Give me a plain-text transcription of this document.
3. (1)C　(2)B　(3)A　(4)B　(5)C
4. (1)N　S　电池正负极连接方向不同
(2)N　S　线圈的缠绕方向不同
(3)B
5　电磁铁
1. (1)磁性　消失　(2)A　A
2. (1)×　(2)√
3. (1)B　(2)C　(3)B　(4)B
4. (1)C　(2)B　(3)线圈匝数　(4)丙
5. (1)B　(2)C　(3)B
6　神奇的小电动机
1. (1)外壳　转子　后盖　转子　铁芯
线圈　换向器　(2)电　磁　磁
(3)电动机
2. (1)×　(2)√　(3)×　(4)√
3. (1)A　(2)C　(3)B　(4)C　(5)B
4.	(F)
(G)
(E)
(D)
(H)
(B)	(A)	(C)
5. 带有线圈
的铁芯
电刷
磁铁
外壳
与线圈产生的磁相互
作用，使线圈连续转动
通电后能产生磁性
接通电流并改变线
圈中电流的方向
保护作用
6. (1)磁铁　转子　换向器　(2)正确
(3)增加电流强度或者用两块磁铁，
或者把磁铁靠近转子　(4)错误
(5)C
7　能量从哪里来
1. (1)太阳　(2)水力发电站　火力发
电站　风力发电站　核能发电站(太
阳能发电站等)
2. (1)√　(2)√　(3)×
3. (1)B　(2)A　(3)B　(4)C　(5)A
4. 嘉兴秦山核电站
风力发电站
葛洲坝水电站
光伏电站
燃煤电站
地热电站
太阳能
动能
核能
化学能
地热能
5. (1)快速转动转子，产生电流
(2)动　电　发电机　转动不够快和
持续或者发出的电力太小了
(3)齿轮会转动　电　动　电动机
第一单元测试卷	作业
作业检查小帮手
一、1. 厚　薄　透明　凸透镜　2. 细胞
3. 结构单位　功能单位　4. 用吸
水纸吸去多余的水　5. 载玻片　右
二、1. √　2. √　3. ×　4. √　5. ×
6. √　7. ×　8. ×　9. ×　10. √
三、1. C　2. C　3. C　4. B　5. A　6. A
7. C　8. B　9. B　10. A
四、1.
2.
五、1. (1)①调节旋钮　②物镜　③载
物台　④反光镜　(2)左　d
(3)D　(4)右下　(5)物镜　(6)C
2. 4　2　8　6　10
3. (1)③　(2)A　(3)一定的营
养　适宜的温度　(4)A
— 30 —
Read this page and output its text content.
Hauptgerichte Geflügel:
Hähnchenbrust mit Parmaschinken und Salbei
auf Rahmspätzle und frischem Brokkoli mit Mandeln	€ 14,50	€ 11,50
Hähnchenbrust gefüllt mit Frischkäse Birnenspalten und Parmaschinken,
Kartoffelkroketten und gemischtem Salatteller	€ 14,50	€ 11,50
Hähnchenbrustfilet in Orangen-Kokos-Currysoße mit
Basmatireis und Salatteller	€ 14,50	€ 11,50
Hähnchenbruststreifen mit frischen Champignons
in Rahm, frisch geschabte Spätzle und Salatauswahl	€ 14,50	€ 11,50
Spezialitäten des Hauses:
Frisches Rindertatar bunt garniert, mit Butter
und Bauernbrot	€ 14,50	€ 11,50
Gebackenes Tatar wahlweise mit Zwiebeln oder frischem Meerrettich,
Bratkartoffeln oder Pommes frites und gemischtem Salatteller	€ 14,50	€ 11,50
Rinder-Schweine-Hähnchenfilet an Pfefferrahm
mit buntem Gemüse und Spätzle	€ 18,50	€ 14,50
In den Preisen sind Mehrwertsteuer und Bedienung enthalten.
......
#### TASK
Count each line with "frischem" in it and report that figure by itself.

#### SOLVED EXERCISE
2